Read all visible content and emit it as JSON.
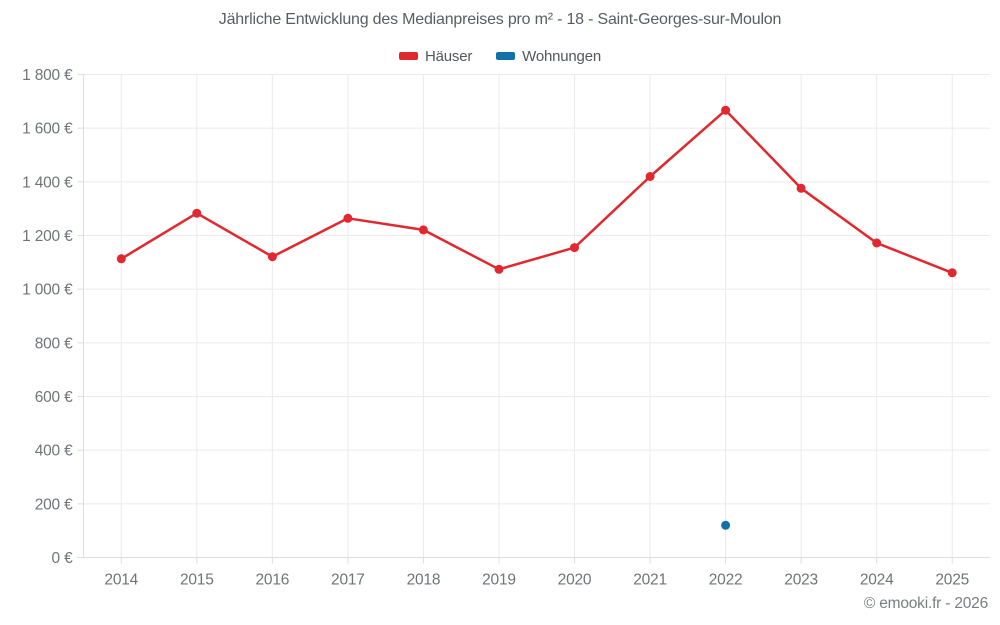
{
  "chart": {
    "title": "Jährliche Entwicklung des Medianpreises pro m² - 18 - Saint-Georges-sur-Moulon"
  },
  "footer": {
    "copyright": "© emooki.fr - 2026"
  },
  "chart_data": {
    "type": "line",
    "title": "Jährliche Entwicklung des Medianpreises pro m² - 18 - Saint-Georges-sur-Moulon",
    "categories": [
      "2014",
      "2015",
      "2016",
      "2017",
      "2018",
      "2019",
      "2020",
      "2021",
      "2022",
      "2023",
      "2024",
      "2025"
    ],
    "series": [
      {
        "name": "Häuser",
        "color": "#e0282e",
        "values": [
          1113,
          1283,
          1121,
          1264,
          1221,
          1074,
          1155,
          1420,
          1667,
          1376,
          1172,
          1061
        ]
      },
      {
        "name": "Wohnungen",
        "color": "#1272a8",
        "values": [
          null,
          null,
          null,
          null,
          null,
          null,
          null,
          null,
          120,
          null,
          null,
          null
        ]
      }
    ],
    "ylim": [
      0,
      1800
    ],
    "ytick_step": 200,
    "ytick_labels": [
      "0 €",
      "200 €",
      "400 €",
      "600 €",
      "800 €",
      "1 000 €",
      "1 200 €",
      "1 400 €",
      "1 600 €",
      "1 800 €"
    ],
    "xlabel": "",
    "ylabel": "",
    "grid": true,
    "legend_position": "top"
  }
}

※ ※ ※

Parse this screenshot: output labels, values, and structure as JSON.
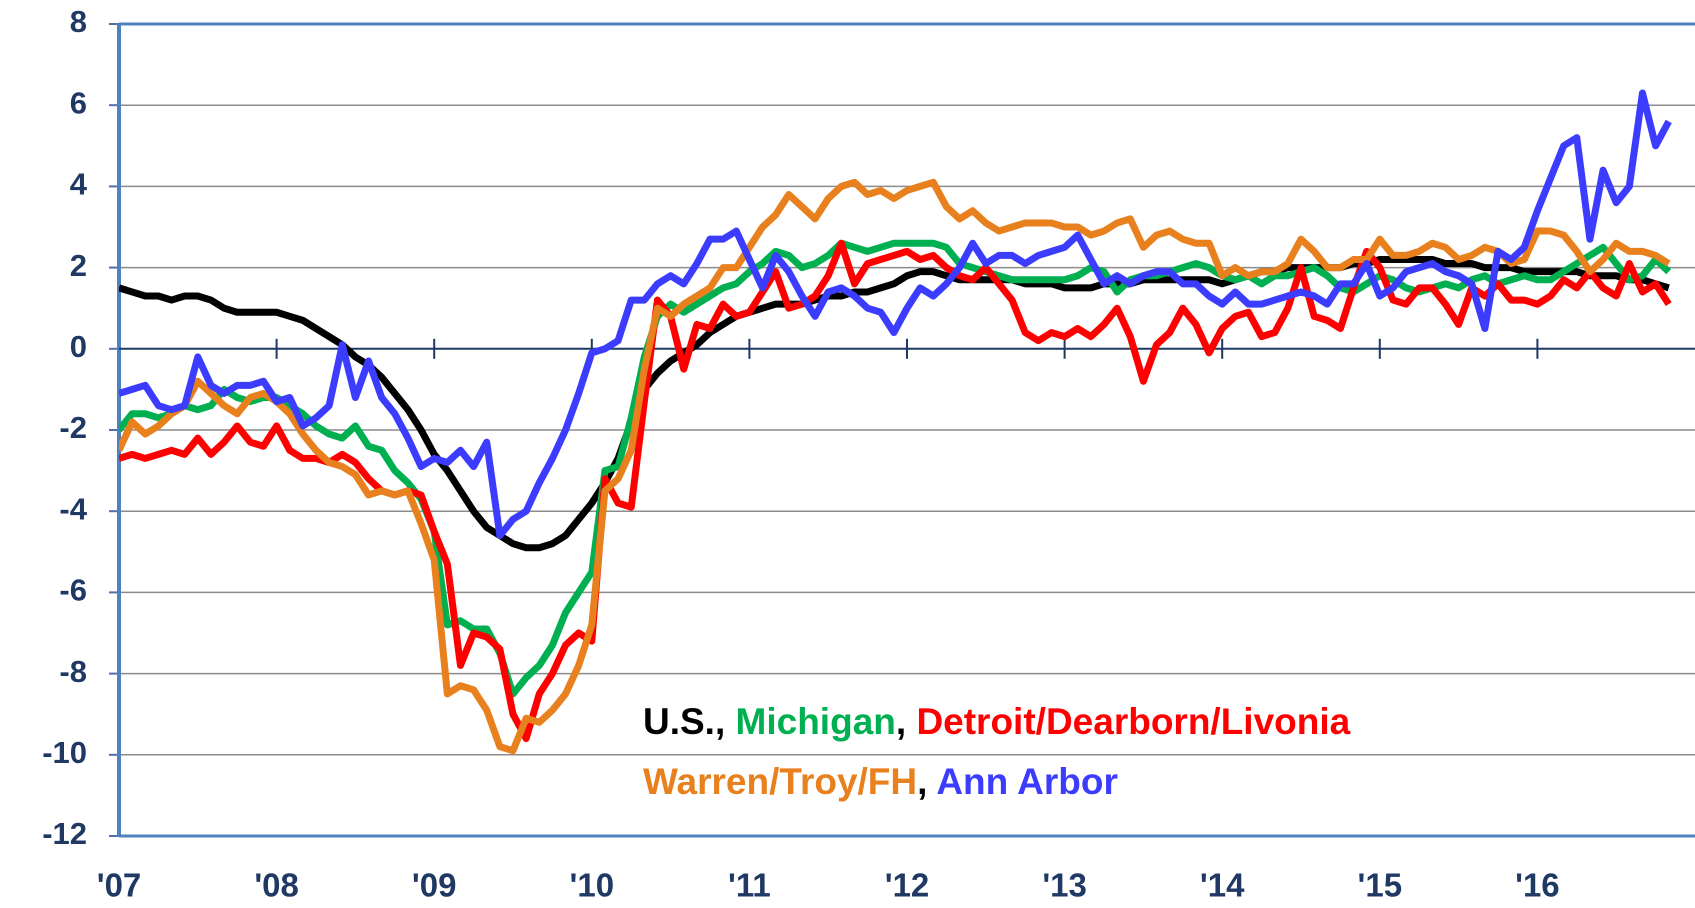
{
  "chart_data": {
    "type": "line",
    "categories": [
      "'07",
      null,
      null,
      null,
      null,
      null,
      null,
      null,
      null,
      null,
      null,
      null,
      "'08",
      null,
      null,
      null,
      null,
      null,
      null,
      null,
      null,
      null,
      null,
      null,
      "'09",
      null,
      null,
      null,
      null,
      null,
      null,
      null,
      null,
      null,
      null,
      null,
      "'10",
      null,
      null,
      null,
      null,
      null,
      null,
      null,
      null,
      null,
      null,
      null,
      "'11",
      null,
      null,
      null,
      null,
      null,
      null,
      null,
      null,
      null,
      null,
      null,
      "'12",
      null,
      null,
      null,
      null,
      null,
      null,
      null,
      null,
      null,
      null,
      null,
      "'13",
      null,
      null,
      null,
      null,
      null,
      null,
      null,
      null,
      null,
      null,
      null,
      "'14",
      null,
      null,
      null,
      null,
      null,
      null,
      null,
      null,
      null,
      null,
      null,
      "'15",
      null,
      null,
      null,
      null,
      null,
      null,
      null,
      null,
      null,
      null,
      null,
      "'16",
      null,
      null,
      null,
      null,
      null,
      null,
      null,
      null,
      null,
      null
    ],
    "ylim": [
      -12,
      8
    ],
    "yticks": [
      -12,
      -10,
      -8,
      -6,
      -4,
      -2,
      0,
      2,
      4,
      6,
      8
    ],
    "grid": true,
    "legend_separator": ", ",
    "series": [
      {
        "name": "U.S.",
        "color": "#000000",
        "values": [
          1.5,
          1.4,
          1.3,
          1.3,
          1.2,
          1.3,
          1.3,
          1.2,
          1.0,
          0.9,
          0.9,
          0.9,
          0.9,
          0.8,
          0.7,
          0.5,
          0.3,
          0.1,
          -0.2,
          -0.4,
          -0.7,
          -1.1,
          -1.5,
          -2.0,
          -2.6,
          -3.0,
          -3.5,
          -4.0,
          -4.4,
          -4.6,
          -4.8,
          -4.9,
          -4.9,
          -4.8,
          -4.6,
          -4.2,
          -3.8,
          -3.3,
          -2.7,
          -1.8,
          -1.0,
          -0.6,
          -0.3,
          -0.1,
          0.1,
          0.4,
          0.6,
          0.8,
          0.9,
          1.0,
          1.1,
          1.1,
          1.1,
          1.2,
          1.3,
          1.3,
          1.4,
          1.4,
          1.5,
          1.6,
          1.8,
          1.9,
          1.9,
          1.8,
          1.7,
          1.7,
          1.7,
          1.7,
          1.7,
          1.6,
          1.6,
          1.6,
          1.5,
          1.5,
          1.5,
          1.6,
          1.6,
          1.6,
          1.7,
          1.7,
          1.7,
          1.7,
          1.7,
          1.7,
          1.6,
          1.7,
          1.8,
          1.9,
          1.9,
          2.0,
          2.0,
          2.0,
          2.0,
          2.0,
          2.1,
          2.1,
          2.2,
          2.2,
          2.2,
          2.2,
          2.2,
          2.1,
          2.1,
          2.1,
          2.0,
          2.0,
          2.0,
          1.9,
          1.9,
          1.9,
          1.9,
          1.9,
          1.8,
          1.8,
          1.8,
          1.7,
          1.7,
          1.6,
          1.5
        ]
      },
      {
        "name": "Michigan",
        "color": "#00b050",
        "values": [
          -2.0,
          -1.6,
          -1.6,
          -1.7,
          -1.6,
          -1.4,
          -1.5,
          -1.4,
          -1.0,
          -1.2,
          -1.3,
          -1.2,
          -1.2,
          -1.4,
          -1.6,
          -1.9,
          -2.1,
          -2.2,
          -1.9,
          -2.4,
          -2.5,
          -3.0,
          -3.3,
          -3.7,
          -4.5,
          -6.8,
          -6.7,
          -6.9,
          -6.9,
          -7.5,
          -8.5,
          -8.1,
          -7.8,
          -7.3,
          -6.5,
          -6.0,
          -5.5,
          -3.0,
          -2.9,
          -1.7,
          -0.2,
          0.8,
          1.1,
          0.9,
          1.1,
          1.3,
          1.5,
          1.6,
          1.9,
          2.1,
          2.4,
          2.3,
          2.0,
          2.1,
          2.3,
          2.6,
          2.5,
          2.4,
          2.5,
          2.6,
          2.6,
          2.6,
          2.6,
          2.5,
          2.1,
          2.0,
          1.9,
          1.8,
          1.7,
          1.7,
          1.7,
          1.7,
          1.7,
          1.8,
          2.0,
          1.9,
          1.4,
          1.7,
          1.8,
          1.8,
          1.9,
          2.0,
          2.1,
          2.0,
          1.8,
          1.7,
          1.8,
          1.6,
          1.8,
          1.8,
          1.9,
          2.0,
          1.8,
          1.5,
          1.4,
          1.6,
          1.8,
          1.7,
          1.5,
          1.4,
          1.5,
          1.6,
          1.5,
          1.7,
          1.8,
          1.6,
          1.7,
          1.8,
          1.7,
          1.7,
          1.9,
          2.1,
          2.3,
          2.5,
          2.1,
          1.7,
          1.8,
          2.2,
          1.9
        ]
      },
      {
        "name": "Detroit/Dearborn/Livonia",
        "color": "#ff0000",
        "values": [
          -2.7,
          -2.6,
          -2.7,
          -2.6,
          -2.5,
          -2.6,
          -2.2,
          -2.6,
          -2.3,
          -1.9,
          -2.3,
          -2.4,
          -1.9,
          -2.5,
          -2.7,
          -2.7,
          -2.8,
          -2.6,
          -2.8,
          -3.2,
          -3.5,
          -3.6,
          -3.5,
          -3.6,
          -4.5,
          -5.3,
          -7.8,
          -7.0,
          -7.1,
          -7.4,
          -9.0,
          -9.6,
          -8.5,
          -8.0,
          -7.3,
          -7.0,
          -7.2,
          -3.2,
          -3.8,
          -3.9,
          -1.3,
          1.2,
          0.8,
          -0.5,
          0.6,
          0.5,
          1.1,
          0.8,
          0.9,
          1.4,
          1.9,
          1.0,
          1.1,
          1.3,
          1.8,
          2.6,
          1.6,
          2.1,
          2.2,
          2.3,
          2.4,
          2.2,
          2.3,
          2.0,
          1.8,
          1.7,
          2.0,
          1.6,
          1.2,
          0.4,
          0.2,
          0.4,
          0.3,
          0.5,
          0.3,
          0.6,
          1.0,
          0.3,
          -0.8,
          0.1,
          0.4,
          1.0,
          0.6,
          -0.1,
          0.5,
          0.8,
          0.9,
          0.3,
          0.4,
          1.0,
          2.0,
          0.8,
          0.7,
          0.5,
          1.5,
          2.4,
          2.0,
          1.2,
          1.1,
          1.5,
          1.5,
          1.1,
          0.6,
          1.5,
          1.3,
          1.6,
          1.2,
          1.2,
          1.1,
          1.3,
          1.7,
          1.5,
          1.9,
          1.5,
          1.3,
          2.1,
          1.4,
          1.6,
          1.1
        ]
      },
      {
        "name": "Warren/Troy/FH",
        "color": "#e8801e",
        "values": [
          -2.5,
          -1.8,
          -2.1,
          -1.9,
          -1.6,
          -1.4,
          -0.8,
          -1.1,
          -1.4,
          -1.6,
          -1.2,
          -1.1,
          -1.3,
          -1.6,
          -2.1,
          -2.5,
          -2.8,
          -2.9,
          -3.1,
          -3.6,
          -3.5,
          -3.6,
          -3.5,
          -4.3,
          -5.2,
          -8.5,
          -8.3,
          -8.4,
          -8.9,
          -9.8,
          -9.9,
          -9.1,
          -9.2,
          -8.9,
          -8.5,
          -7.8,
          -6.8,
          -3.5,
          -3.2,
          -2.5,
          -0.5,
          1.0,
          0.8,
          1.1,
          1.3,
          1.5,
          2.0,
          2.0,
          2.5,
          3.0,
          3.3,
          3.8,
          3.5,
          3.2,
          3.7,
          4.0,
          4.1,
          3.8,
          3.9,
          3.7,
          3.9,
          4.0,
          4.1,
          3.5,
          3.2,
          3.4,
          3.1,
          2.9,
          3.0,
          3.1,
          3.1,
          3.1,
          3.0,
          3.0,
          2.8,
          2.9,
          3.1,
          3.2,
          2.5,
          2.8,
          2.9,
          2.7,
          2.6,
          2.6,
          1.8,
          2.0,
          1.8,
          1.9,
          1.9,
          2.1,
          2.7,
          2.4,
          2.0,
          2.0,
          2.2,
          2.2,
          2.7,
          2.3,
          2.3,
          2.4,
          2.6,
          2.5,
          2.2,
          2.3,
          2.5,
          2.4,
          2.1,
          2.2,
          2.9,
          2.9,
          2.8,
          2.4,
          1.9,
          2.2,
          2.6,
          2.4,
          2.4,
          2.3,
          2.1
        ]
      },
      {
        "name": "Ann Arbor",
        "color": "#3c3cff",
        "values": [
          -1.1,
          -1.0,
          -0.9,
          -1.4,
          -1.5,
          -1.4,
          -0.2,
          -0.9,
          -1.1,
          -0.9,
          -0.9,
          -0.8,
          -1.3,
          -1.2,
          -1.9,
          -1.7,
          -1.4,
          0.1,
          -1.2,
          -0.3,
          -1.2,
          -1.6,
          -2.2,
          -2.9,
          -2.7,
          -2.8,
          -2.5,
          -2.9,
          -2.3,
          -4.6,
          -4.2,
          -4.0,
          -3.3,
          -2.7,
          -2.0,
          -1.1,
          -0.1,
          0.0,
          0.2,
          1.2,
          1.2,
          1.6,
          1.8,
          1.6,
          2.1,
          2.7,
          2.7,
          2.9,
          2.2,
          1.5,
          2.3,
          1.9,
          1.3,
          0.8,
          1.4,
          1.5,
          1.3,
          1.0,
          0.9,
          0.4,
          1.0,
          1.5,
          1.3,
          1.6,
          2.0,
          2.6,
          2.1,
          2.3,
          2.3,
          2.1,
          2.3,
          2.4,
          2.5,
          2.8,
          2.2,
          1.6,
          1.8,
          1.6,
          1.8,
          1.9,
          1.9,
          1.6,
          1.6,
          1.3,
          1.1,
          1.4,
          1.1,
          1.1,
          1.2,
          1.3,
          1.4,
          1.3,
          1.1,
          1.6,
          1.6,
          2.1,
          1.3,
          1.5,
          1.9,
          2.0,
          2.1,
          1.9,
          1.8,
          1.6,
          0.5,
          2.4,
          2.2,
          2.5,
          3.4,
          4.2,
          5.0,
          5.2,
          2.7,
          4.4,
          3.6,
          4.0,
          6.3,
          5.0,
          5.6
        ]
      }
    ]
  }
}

※ ※ ※

> [PROBLEM DETAILS]:
Filter for "Medianpreises". Return all lines that hold it.

> [FULL ANSWER]:
    "title": "Jährliche Entwicklung des Medianpreises pro m² - 18 - Saint-Georges-sur-Moulon"
    "title": "Jährliche Entwicklung des Medianpreises pro m² - 18 - Saint-Georges-sur-Moulon",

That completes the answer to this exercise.